---------- Exercise material

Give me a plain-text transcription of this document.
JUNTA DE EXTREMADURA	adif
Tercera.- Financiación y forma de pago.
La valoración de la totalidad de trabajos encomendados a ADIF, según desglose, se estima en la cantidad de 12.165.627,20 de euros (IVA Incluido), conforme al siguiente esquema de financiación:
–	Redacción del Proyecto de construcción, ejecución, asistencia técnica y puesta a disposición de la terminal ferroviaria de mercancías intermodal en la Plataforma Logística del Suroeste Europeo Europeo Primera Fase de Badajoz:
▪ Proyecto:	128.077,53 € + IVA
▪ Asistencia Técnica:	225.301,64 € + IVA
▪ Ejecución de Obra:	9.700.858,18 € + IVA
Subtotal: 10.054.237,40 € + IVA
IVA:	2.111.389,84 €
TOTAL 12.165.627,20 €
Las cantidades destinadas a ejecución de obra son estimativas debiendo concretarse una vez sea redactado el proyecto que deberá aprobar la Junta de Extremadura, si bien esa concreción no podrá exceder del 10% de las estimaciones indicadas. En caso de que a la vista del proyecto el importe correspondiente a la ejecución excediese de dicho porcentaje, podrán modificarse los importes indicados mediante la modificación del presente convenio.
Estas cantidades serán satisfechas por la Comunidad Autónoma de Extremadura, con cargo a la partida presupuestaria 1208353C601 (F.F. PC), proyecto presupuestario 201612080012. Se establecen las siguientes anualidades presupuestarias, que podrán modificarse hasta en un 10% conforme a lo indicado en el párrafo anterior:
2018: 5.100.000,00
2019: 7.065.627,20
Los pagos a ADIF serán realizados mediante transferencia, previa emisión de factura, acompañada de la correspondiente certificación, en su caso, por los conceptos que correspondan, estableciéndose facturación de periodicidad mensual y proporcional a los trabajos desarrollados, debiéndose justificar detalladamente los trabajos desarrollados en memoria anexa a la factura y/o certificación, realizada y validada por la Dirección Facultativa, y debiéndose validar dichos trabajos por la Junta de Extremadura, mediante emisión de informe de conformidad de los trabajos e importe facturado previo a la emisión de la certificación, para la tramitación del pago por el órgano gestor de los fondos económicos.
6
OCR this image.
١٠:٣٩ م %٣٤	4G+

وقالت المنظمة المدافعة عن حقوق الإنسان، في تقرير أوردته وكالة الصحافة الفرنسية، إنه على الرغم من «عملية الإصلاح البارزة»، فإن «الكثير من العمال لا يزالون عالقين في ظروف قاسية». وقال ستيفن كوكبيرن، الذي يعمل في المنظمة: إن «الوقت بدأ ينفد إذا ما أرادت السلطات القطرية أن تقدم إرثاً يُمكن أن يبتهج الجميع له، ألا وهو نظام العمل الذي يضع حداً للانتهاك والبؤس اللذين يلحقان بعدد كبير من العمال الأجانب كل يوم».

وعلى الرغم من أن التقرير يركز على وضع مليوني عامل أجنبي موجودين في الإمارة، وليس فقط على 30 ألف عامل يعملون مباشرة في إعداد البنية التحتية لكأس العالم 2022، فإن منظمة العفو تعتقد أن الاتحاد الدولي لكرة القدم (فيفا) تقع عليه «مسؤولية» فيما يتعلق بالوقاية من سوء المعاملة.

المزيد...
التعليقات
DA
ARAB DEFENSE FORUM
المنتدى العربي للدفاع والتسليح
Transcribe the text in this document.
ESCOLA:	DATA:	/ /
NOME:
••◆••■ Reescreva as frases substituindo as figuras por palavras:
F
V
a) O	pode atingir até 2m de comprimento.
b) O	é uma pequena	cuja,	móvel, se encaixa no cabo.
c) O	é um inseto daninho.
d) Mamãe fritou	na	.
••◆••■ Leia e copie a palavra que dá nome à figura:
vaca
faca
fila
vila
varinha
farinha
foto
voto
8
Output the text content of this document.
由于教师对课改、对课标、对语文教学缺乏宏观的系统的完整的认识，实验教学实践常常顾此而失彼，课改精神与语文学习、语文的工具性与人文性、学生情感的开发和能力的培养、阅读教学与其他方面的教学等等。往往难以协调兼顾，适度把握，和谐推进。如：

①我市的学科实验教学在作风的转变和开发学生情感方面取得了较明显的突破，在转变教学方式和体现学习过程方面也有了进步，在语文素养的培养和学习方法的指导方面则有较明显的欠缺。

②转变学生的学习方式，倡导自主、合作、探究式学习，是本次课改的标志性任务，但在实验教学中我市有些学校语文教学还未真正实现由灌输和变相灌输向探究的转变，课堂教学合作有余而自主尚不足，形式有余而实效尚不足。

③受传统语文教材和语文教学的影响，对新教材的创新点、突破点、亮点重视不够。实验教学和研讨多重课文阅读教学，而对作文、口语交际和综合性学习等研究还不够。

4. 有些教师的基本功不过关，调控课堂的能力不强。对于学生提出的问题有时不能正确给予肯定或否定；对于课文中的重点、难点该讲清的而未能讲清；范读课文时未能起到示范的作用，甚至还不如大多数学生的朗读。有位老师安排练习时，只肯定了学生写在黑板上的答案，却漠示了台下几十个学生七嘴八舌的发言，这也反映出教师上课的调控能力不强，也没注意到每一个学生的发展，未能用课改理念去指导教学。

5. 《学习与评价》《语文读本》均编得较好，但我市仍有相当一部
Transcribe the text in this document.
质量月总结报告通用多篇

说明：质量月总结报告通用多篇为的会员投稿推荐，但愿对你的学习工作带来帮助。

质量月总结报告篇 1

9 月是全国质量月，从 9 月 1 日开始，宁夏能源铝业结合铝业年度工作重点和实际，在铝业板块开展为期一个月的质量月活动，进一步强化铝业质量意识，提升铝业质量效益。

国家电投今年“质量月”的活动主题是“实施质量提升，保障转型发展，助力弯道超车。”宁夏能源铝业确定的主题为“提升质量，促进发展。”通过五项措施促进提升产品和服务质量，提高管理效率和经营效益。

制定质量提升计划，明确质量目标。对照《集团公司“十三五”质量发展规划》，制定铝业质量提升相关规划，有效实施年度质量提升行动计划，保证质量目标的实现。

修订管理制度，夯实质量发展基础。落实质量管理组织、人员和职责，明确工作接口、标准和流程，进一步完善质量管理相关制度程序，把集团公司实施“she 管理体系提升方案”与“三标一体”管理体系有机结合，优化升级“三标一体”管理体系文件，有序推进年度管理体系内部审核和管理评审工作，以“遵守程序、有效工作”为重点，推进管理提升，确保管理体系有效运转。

--------------------

### What to produce
Retype all of the material, keeping each line exact.

### Answer for the task
Give me a plain-text transcription of this document.
JUNTA DE EXTREMADURA	adif
Tercera.- Financiación y forma de pago.
La valoración de la totalidad de trabajos encomendados a ADIF, según desglose, se estima en la cantidad de 12.165.627,20 de euros (IVA Incluido), conforme al siguiente esquema de financiación:
–	Redacción del Proyecto de construcción, ejecución, asistencia técnica y puesta a disposición de la terminal ferroviaria de mercancías intermodal en la Plataforma Logística del Suroeste Europeo Europeo Primera Fase de Badajoz:
▪ Proyecto:	128.077,53 € + IVA
▪ Asistencia Técnica:	225.301,64 € + IVA
▪ Ejecución de Obra:	9.700.858,18 € + IVA
Subtotal: 10.054.237,40 € + IVA
IVA:	2.111.389,84 €
TOTAL 12.165.627,20 €
Las cantidades destinadas a ejecución de obra son estimativas debiendo concretarse una vez sea redactado el proyecto que deberá aprobar la Junta de Extremadura, si bien esa concreción no podrá exceder del 10% de las estimaciones indicadas. En caso de que a la vista del proyecto el importe correspondiente a la ejecución excediese de dicho porcentaje, podrán modificarse los importes indicados mediante la modificación del presente convenio.
Estas cantidades serán satisfechas por la Comunidad Autónoma de Extremadura, con cargo a la partida presupuestaria 1208353C601 (F.F. PC), proyecto presupuestario 201612080012. Se establecen las siguientes anualidades presupuestarias, que podrán modificarse hasta en un 10% conforme a lo indicado en el párrafo anterior:
2018: 5.100.000,00
2019: 7.065.627,20
Los pagos a ADIF serán realizados mediante transferencia, previa emisión de factura, acompañada de la correspondiente certificación, en su caso, por los conceptos que correspondan, estableciéndose facturación de periodicidad mensual y proporcional a los trabajos desarrollados, debiéndose justificar detalladamente los trabajos desarrollados en memoria anexa a la factura y/o certificación, realizada y validada por la Dirección Facultativa, y debiéndose validar dichos trabajos por la Junta de Extremadura, mediante emisión de informe de conformidad de los trabajos e importe facturado previo a la emisión de la certificación, para la tramitación del pago por el órgano gestor de los fondos económicos.
6
OCR this image.
١٠:٣٩ م %٣٤	4G+

وقالت المنظمة المدافعة عن حقوق الإنسان، في تقرير أوردته وكالة الصحافة الفرنسية، إنه على الرغم من «عملية الإصلاح البارزة»، فإن «الكثير من العمال لا يزالون عالقين في ظروف قاسية». وقال ستيفن كوكبيرن، الذي يعمل في المنظمة: إن «الوقت بدأ ينفد إذا ما أرادت السلطات القطرية أن تقدم إرثاً يُمكن أن يبتهج الجميع له، ألا وهو نظام العمل الذي يضع حداً للانتهاك والبؤس اللذين يلحقان بعدد كبير من العمال الأجانب كل يوم».

وعلى الرغم من أن التقرير يركز على وضع مليوني عامل أجنبي موجودين في الإمارة، وليس فقط على 30 ألف عامل يعملون مباشرة في إعداد البنية التحتية لكأس العالم 2022، فإن منظمة العفو تعتقد أن الاتحاد الدولي لكرة القدم (فيفا) تقع عليه «مسؤولية» فيما يتعلق بالوقاية من سوء المعاملة.

المزيد...
التعليقات
DA
ARAB DEFENSE FORUM
المنتدى العربي للدفاع والتسليح
Transcribe the text in this document.
ESCOLA:	DATA:	/ /
NOME:
••◆••■ Reescreva as frases substituindo as figuras por palavras:
F
V
a) O	pode atingir até 2m de comprimento.
b) O	é uma pequena	cuja,	móvel, se encaixa no cabo.
c) O	é um inseto daninho.
d) Mamãe fritou	na	.
••◆••■ Leia e copie a palavra que dá nome à figura:
vaca
faca
fila
vila
varinha
farinha
foto
voto
8
Output the text content of this document.
由于教师对课改、对课标、对语文教学缺乏宏观的系统的完整的认识，实验教学实践常常顾此而失彼，课改精神与语文学习、语文的工具性与人文性、学生情感的开发和能力的培养、阅读教学与其他方面的教学等等。往往难以协调兼顾，适度把握，和谐推进。如：

①我市的学科实验教学在作风的转变和开发学生情感方面取得了较明显的突破，在转变教学方式和体现学习过程方面也有了进步，在语文素养的培养和学习方法的指导方面则有较明显的欠缺。

②转变学生的学习方式，倡导自主、合作、探究式学习，是本次课改的标志性任务，但在实验教学中我市有些学校语文教学还未真正实现由灌输和变相灌输向探究的转变，课堂教学合作有余而自主尚不足，形式有余而实效尚不足。

③受传统语文教材和语文教学的影响，对新教材的创新点、突破点、亮点重视不够。实验教学和研讨多重课文阅读教学，而对作文、口语交际和综合性学习等研究还不够。

4. 有些教师的基本功不过关，调控课堂的能力不强。对于学生提出的问题有时不能正确给予肯定或否定；对于课文中的重点、难点该讲清的而未能讲清；范读课文时未能起到示范的作用，甚至还不如大多数学生的朗读。有位老师安排练习时，只肯定了学生写在黑板上的答案，却漠示了台下几十个学生七嘴八舌的发言，这也反映出教师上课的调控能力不强，也没注意到每一个学生的发展，未能用课改理念去指导教学。

5. 《学习与评价》《语文读本》均编得较好，但我市仍有相当一部
Transcribe the text in this document.
质量月总结报告通用多篇

说明：质量月总结报告通用多篇为的会员投稿推荐，但愿对你的学习工作带来帮助。

质量月总结报告篇 1

9 月是全国质量月，从 9 月 1 日开始，宁夏能源铝业结合铝业年度工作重点和实际，在铝业板块开展为期一个月的质量月活动，进一步强化铝业质量意识，提升铝业质量效益。

国家电投今年“质量月”的活动主题是“实施质量提升，保障转型发展，助力弯道超车。”宁夏能源铝业确定的主题为“提升质量，促进发展。”通过五项措施促进提升产品和服务质量，提高管理效率和经营效益。

制定质量提升计划，明确质量目标。对照《集团公司“十三五”质量发展规划》，制定铝业质量提升相关规划，有效实施年度质量提升行动计划，保证质量目标的实现。

修订管理制度，夯实质量发展基础。落实质量管理组织、人员和职责，明确工作接口、标准和流程，进一步完善质量管理相关制度程序，把集团公司实施“she 管理体系提升方案”与“三标一体”管理体系有机结合，优化升级“三标一体”管理体系文件，有序推进年度管理体系内部审核和管理评审工作，以“遵守程序、有效工作”为重点，推进管理提升，确保管理体系有效运转。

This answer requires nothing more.